--- Available data ---
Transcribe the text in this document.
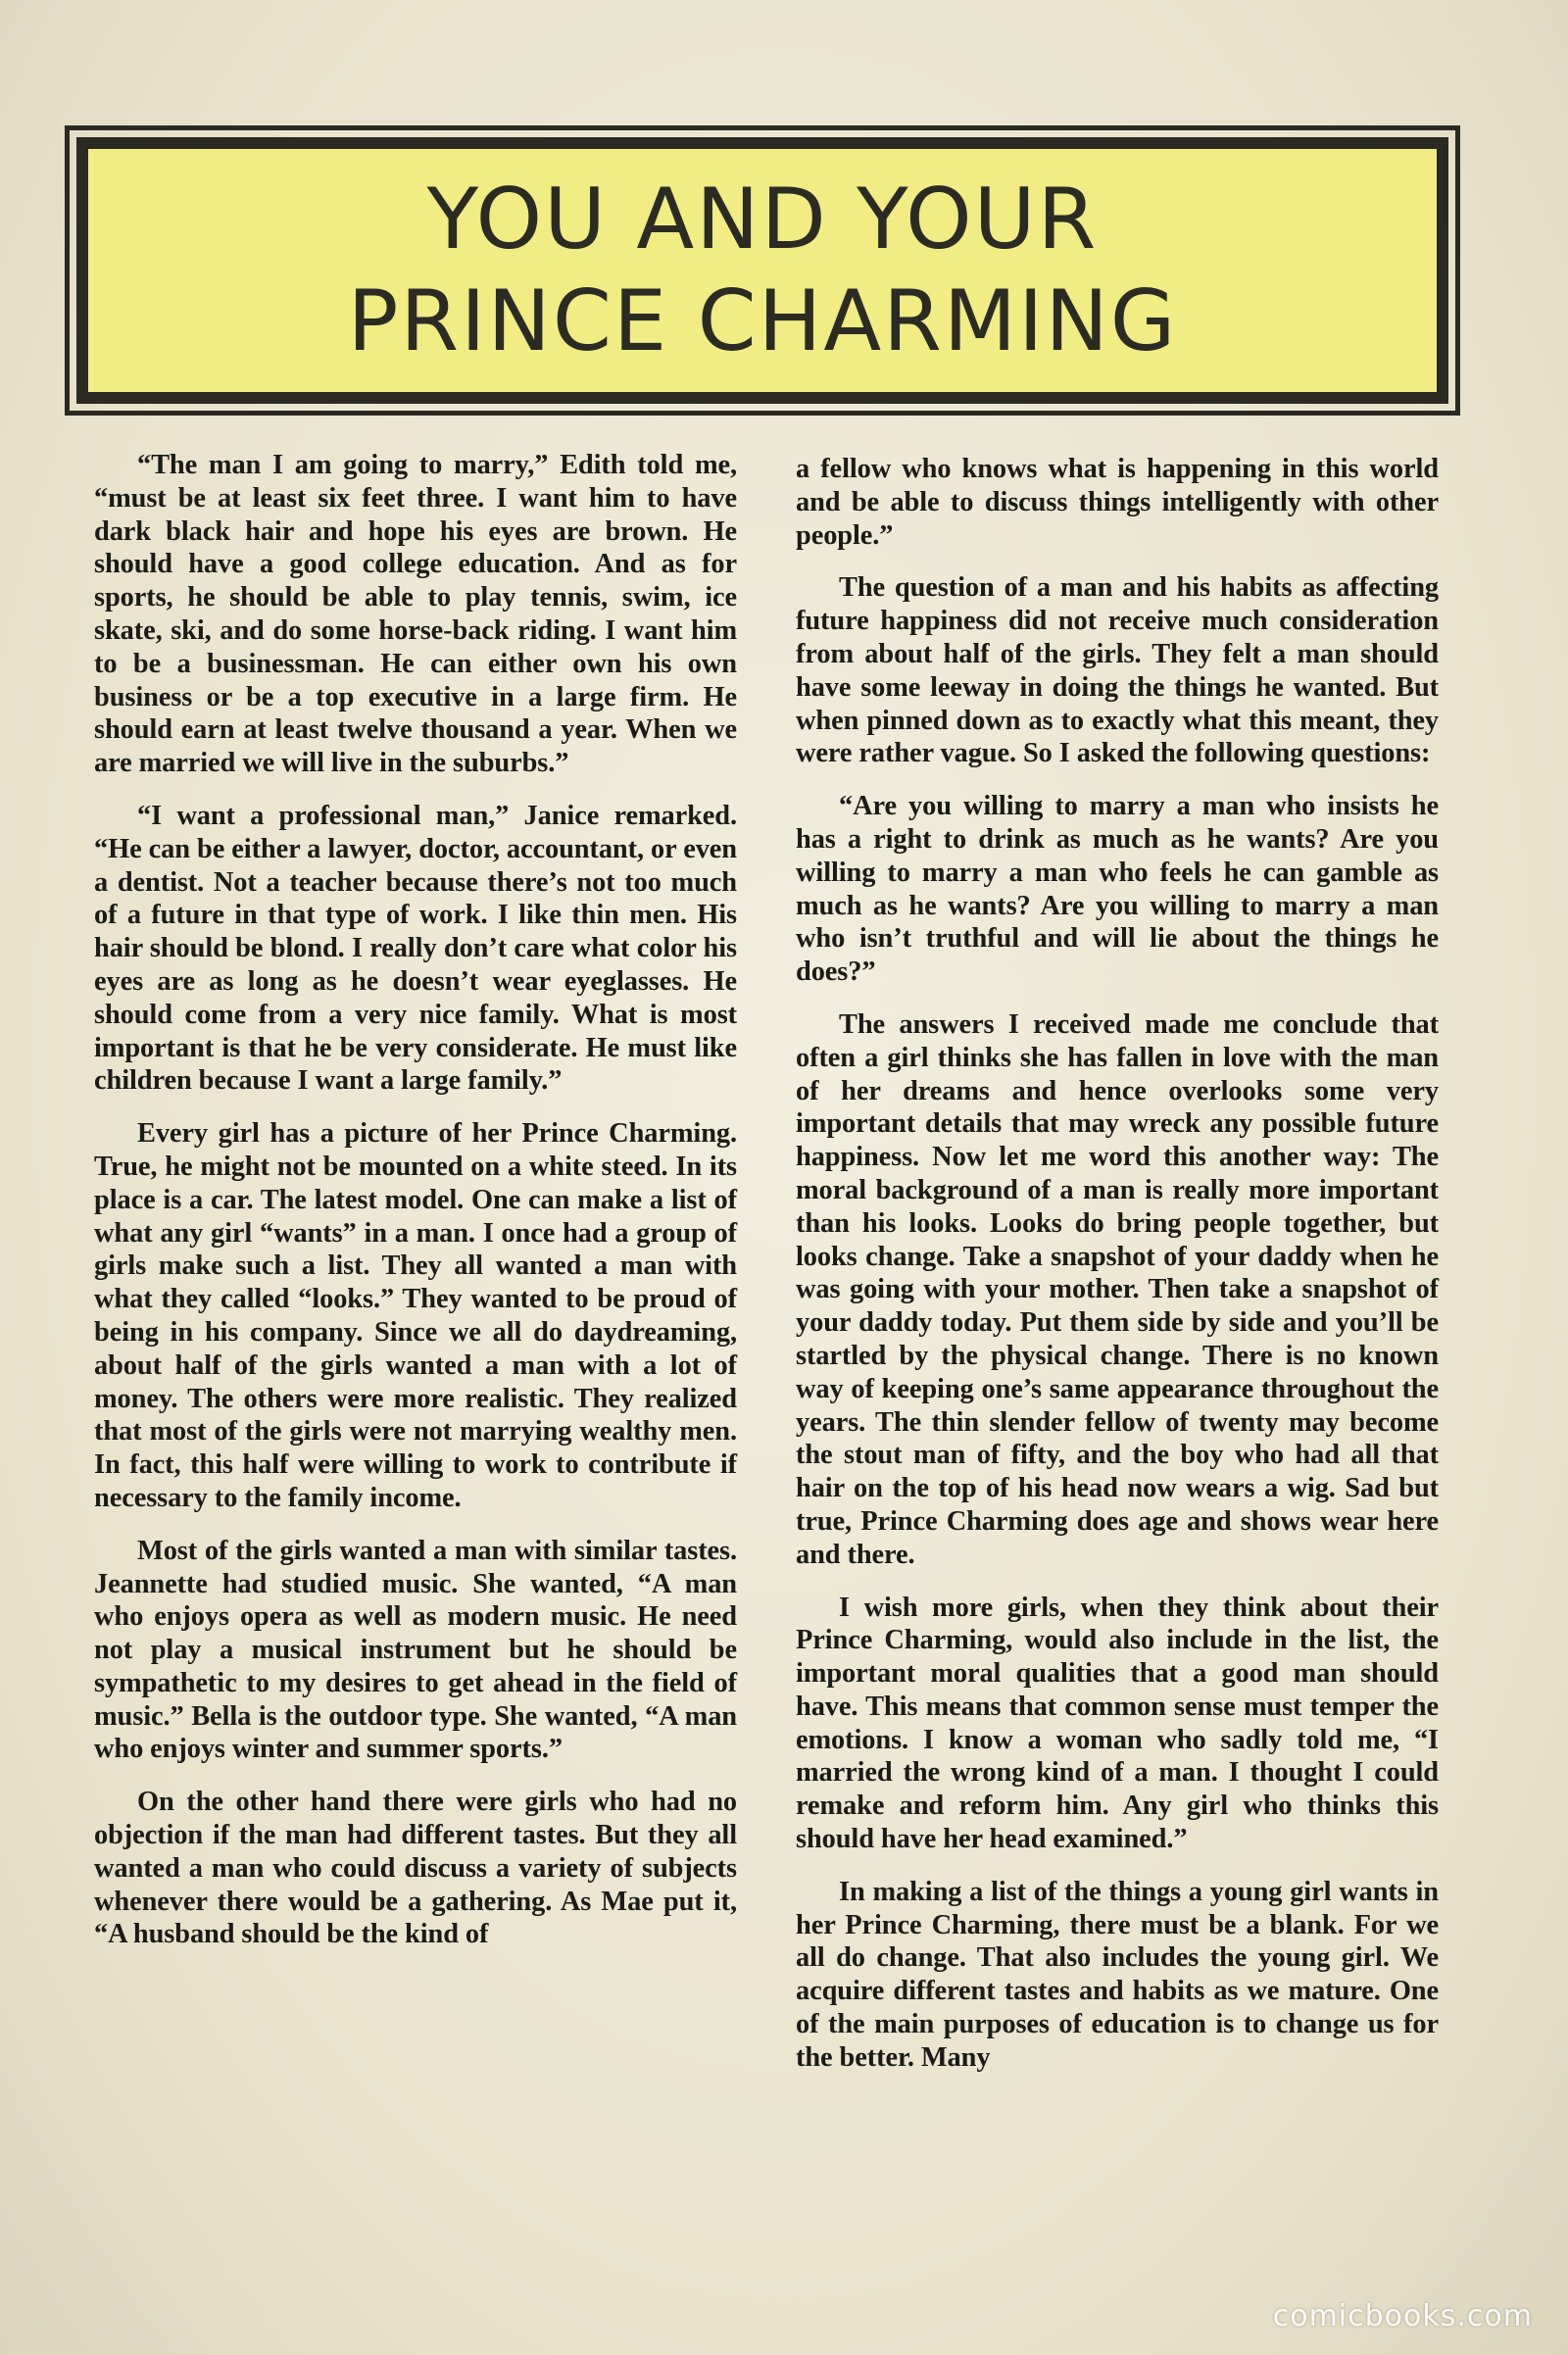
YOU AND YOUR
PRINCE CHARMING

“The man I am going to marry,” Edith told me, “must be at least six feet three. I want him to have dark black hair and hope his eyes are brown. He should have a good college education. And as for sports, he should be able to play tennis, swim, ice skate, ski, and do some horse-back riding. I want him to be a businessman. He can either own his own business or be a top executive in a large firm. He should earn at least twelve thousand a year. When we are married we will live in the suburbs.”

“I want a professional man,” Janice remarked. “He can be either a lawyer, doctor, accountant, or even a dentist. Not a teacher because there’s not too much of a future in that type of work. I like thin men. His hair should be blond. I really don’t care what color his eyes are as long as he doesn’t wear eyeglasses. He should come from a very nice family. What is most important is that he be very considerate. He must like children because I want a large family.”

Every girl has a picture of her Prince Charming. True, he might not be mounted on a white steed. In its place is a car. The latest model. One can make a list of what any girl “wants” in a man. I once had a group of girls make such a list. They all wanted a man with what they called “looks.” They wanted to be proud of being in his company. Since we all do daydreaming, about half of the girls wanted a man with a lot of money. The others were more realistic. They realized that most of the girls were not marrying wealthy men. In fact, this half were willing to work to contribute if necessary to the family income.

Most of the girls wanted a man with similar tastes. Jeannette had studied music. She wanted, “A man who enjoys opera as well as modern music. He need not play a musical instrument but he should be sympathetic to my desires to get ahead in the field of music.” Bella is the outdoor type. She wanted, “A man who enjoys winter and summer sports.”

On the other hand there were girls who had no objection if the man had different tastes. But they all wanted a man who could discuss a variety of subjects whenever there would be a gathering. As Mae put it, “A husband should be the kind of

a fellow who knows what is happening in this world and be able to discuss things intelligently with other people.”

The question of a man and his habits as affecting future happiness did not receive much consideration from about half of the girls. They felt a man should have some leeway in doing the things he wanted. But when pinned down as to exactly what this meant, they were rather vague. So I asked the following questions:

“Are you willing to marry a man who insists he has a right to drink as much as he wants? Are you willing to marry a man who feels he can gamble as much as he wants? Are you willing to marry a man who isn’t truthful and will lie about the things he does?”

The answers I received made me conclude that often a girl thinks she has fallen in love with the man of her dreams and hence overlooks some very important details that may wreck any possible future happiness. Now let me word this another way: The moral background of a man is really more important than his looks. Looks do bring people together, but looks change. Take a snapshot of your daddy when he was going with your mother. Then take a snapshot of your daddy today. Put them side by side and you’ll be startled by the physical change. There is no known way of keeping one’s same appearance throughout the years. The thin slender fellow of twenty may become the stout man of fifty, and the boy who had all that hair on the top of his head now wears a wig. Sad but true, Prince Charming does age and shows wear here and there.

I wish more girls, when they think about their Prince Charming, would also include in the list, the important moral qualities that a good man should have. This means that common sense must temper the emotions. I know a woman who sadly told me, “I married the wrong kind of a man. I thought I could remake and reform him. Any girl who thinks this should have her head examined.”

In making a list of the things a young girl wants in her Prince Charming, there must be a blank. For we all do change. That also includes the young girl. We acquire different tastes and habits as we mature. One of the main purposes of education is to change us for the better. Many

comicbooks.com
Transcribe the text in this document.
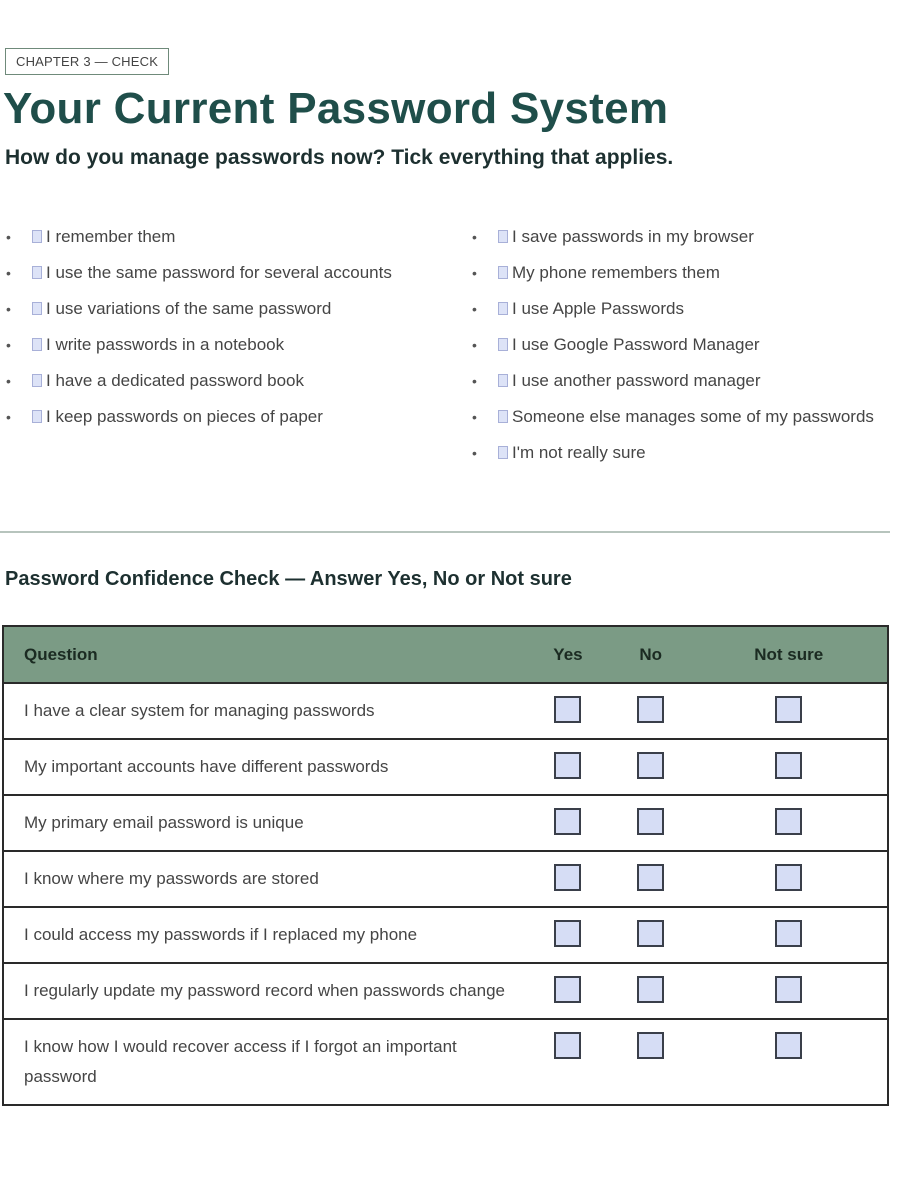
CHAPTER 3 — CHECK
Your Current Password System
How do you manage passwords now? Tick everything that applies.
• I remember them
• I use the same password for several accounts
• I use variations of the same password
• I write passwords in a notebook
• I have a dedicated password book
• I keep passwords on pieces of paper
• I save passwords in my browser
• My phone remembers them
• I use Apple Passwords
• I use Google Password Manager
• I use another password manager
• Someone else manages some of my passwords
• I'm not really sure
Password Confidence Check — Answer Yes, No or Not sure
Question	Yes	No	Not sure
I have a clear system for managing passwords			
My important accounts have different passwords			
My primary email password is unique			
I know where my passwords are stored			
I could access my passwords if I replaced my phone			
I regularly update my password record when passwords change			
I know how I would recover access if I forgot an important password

--- Written instruction ---
Copy all lines from the material that contain "happiness".

--- Problem solution ---
The question of a man and his habits as affecting future happiness did not receive much consideration from about half of the girls. They felt a man should have some leeway in doing the things he wanted. But when pinned down as to exactly what this meant, they were rather vague. So I asked the following questions:
The answers I received made me conclude that often a girl thinks she has fallen in love with the man of her dreams and hence overlooks some very important details that may wreck any possible future happiness. Now let me word this another way: The moral background of a man is really more important than his looks. Looks do bring people together, but looks change. Take a snapshot of your daddy when he was going with your mother. Then take a snapshot of your daddy today. Put them side by side and you’ll be startled by the physical change. There is no known way of keeping one’s same appearance throughout the years. The thin slender fellow of twenty may become the stout man of fifty, and the boy who had all that hair on the top of his head now wears a wig. Sad but true, Prince Charming does age and shows wear here and there.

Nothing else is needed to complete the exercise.